| Stated task |
Every line that contains the word "JSON" should be copied.

| Working data |
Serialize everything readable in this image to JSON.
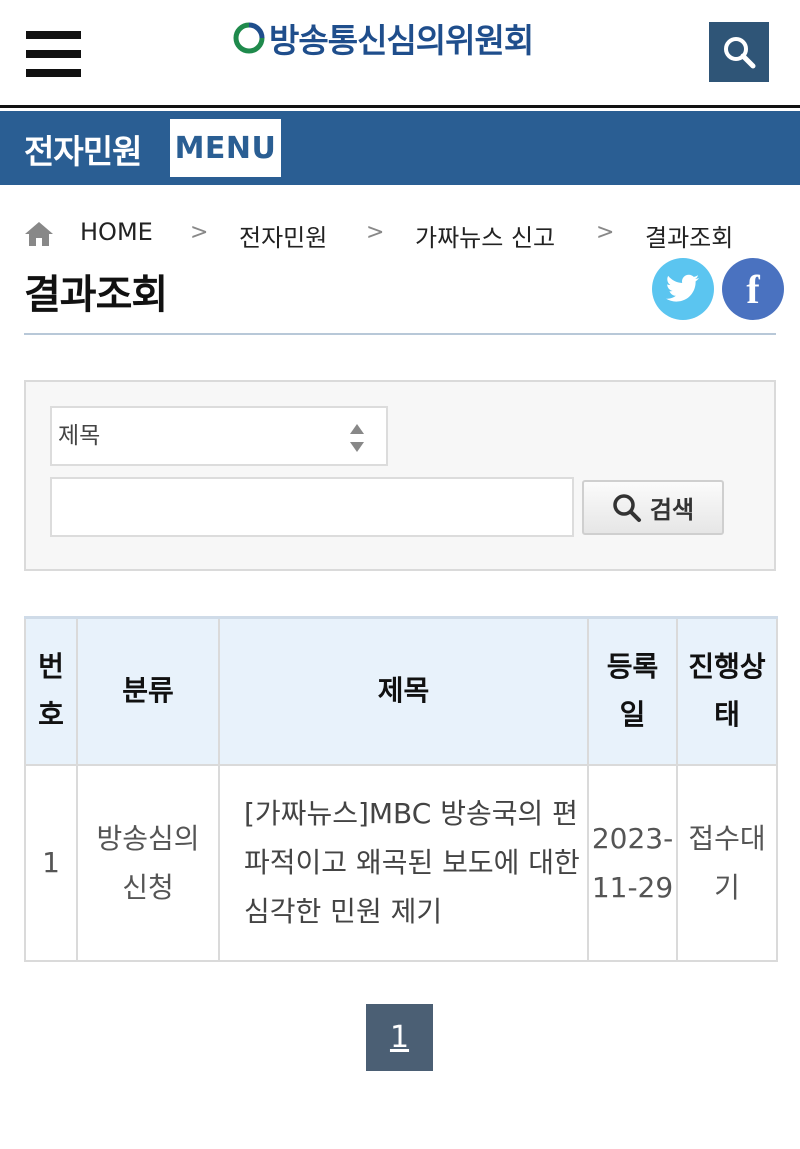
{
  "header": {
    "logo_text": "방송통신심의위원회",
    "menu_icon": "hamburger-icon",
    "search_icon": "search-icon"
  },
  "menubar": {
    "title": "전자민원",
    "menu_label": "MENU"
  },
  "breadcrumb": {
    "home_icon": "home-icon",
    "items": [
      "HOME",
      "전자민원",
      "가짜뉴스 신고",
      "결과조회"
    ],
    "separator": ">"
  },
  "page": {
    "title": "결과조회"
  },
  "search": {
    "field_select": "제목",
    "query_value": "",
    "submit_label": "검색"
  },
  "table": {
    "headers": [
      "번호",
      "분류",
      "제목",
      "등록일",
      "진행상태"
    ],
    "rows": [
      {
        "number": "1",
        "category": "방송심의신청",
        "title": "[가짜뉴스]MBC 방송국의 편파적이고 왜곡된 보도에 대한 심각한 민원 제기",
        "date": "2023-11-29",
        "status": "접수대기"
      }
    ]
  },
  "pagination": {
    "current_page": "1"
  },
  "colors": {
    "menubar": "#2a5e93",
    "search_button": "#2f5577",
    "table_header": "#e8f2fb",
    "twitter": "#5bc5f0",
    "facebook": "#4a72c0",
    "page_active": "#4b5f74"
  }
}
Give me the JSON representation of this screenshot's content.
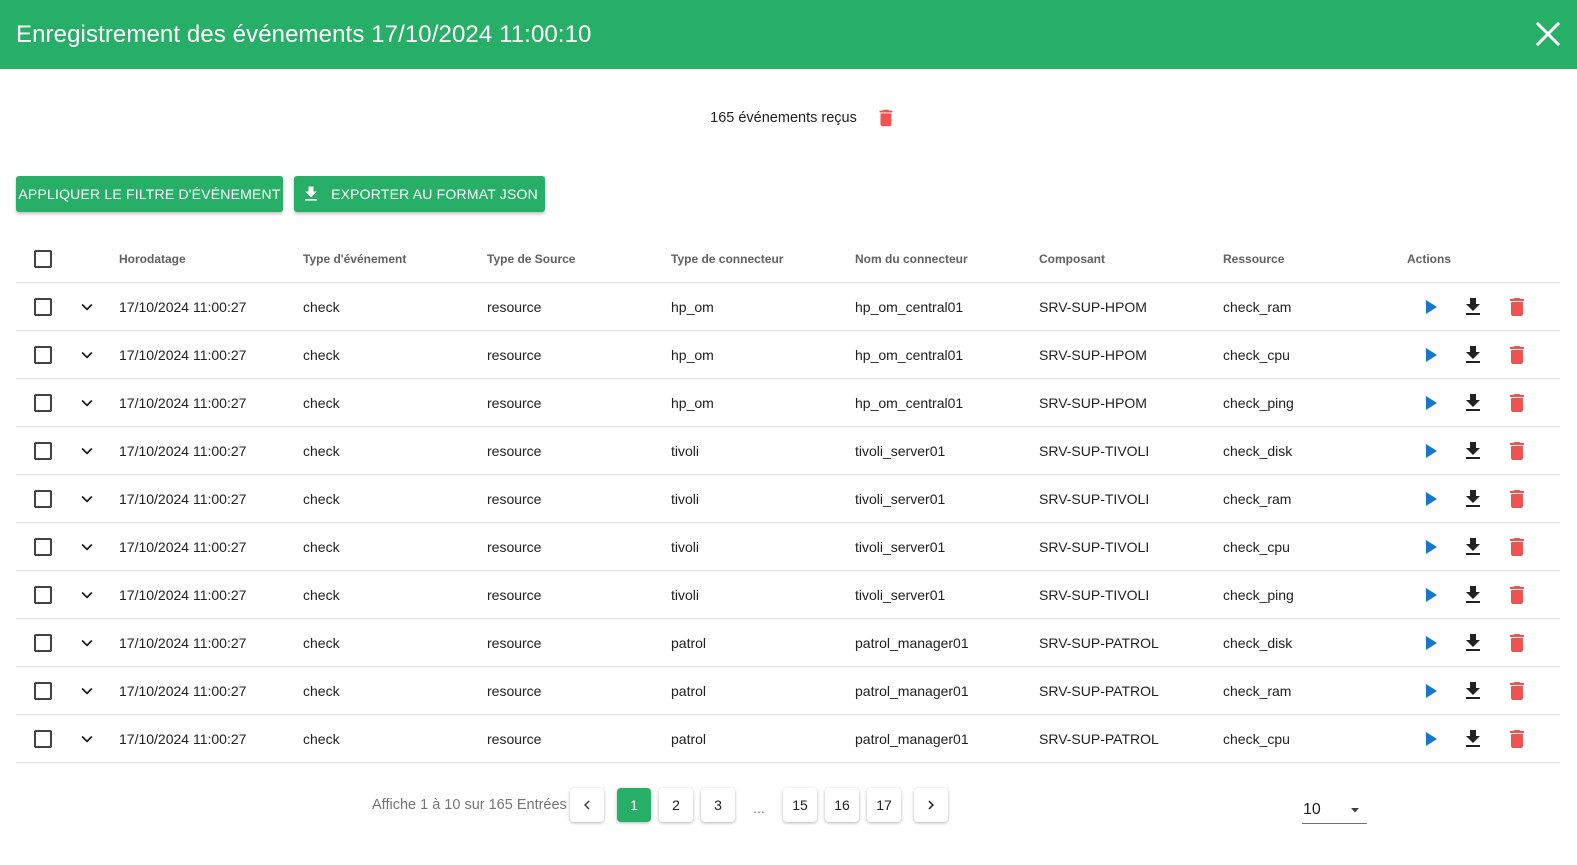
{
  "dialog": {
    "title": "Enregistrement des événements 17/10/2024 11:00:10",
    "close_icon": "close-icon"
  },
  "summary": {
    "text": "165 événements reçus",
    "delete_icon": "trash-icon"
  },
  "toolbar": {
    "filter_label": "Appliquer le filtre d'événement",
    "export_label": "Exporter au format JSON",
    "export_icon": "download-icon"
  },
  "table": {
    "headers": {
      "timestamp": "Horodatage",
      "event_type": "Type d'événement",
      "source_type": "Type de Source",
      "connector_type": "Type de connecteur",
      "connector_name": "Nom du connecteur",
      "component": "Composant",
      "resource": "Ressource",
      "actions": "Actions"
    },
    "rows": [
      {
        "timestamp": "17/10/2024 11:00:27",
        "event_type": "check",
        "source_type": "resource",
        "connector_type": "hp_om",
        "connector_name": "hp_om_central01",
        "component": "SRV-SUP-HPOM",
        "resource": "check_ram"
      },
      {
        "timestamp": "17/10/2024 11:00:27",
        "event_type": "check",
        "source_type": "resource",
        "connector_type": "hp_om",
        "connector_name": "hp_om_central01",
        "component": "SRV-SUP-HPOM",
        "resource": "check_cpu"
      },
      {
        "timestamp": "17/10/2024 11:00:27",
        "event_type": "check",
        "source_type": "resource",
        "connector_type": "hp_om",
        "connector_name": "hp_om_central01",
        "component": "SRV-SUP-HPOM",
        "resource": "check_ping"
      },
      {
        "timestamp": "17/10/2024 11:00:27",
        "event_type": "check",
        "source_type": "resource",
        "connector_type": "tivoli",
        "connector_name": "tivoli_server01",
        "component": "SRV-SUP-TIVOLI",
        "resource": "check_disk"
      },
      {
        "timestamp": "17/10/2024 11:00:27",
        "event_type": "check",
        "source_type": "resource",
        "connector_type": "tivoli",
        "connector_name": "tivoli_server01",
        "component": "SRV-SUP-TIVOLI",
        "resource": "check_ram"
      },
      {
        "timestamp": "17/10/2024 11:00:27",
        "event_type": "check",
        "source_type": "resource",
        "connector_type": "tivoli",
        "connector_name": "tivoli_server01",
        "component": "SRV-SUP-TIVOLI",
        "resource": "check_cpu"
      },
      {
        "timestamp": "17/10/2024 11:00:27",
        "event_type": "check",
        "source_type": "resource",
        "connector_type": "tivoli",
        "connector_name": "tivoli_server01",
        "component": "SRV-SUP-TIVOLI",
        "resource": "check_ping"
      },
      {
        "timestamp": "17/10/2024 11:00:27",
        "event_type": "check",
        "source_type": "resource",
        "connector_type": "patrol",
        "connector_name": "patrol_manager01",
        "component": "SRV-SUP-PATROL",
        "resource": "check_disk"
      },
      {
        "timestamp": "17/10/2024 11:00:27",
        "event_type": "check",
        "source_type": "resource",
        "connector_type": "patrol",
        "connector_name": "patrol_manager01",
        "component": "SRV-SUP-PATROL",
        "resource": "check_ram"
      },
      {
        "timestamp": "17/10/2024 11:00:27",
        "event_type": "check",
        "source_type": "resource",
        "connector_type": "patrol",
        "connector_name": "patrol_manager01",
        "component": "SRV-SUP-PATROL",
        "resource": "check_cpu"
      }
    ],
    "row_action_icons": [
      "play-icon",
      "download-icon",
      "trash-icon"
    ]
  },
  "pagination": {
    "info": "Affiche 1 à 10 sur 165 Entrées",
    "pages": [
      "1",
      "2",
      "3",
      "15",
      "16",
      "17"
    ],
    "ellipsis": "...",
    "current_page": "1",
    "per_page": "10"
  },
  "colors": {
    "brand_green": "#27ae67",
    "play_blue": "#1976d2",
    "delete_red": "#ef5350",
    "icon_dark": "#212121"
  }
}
...
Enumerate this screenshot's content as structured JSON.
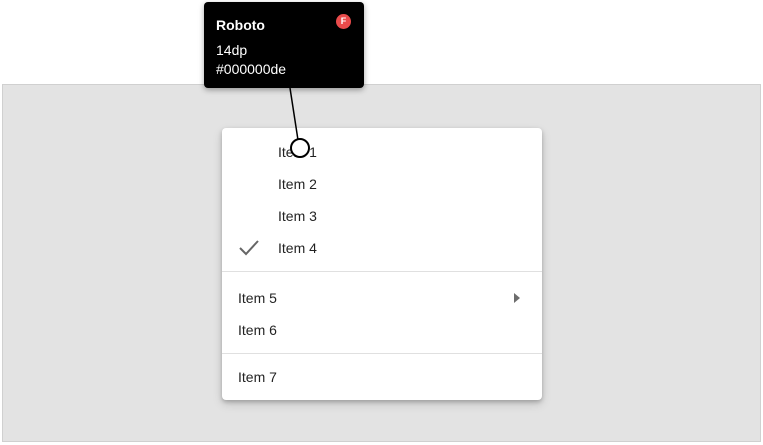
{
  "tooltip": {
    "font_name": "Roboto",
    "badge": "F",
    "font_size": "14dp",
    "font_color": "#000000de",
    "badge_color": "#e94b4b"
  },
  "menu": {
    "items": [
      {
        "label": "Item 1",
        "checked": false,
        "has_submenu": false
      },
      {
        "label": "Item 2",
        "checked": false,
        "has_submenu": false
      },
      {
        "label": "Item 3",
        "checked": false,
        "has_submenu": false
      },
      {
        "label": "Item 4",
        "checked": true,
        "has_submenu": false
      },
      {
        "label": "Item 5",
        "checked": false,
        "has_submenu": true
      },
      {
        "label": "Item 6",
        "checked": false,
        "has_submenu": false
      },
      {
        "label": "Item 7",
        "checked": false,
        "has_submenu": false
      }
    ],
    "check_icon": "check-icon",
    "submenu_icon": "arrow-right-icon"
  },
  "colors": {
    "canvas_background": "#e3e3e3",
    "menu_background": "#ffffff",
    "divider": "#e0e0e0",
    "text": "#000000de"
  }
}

| Complete output |
Serialize everything readable in this image to JSON.
Give me the JSON representation of this screenshot's content.
    "export_label": "Exporter au format JSON",
Enumerate this screenshot's content as structured JSON.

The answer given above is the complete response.